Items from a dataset
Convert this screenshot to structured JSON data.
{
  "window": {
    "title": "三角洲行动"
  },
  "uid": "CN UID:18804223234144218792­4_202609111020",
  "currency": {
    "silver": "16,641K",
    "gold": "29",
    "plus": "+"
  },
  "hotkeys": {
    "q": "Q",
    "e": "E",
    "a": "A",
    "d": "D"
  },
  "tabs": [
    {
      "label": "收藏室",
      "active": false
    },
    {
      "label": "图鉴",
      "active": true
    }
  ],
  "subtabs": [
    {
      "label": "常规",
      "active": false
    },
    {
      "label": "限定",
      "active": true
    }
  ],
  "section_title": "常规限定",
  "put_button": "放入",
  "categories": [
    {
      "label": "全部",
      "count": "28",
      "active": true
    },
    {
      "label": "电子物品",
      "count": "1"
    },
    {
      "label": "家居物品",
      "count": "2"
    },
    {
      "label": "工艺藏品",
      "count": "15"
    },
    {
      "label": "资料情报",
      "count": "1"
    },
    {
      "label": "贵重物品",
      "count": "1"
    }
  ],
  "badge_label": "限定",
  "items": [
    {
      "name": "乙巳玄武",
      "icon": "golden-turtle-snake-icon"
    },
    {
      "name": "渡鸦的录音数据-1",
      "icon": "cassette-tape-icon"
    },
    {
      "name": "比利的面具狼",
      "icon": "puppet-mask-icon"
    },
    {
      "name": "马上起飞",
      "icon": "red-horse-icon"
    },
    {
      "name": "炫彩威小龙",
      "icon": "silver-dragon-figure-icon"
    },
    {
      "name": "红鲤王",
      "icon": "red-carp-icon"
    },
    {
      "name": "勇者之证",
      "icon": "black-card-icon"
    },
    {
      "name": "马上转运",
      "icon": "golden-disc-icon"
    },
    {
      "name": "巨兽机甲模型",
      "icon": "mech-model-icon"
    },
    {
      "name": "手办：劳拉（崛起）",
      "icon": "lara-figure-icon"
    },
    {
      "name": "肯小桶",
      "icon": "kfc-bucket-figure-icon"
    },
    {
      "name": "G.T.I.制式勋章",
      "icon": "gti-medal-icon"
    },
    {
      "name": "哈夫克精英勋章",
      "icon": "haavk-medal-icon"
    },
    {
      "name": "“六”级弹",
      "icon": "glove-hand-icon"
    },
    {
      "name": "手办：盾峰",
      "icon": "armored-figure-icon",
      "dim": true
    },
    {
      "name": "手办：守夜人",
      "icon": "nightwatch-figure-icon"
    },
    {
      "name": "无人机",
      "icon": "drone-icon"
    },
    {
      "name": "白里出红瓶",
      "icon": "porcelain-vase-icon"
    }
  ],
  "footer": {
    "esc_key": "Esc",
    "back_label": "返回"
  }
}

• Stated problem
Copy out each record, keeping every word as it is.

• Solution for this exercise
Convert this screenshot to structured JSON data.
{
  "window": {
    "title": "三角洲行动"
  },
  "uid": "CN UID:18804223234144218792­4_202609111020",
  "currency": {
    "silver": "16,641K",
    "gold": "29",
    "plus": "+"
  },
  "hotkeys": {
    "q": "Q",
    "e": "E",
    "a": "A",
    "d": "D"
  },
  "tabs": [
    {
      "label": "收藏室",
      "active": false
    },
    {
      "label": "图鉴",
      "active": true
    }
  ],
  "subtabs": [
    {
      "label": "常规",
      "active": false
    },
    {
      "label": "限定",
      "active": true
    }
  ],
  "section_title": "常规限定",
  "put_button": "放入",
  "categories": [
    {
      "label": "全部",
      "count": "28",
      "active": true
    },
    {
      "label": "电子物品",
      "count": "1"
    },
    {
      "label": "家居物品",
      "count": "2"
    },
    {
      "label": "工艺藏品",
      "count": "15"
    },
    {
      "label": "资料情报",
      "count": "1"
    },
    {
      "label": "贵重物品",
      "count": "1"
    }
  ],
  "badge_label": "限定",
  "items": [
    {
      "name": "乙巳玄武",
      "icon": "golden-turtle-snake-icon"
    },
    {
      "name": "渡鸦的录音数据-1",
      "icon": "cassette-tape-icon"
    },
    {
      "name": "比利的面具狼",
      "icon": "puppet-mask-icon"
    },
    {
      "name": "马上起飞",
      "icon": "red-horse-icon"
    },
    {
      "name": "炫彩威小龙",
      "icon": "silver-dragon-figure-icon"
    },
    {
      "name": "红鲤王",
      "icon": "red-carp-icon"
    },
    {
      "name": "勇者之证",
      "icon": "black-card-icon"
    },
    {
      "name": "马上转运",
      "icon": "golden-disc-icon"
    },
    {
      "name": "巨兽机甲模型",
      "icon": "mech-model-icon"
    },
    {
      "name": "手办：劳拉（崛起）",
      "icon": "lara-figure-icon"
    },
    {
      "name": "肯小桶",
      "icon": "kfc-bucket-figure-icon"
    },
    {
      "name": "G.T.I.制式勋章",
      "icon": "gti-medal-icon"
    },
    {
      "name": "哈夫克精英勋章",
      "icon": "haavk-medal-icon"
    },
    {
      "name": "“六”级弹",
      "icon": "glove-hand-icon"
    },
    {
      "name": "手办：盾峰",
      "icon": "armored-figure-icon",
      "dim": true
    },
    {
      "name": "手办：守夜人",
      "icon": "nightwatch-figure-icon"
    },
    {
      "name": "无人机",
      "icon": "drone-icon"
    },
    {
      "name": "白里出红瓶",
      "icon": "porcelain-vase-icon"
    }
  ],
  "footer": {
    "esc_key": "Esc",
    "back_label": "返回"
  }
}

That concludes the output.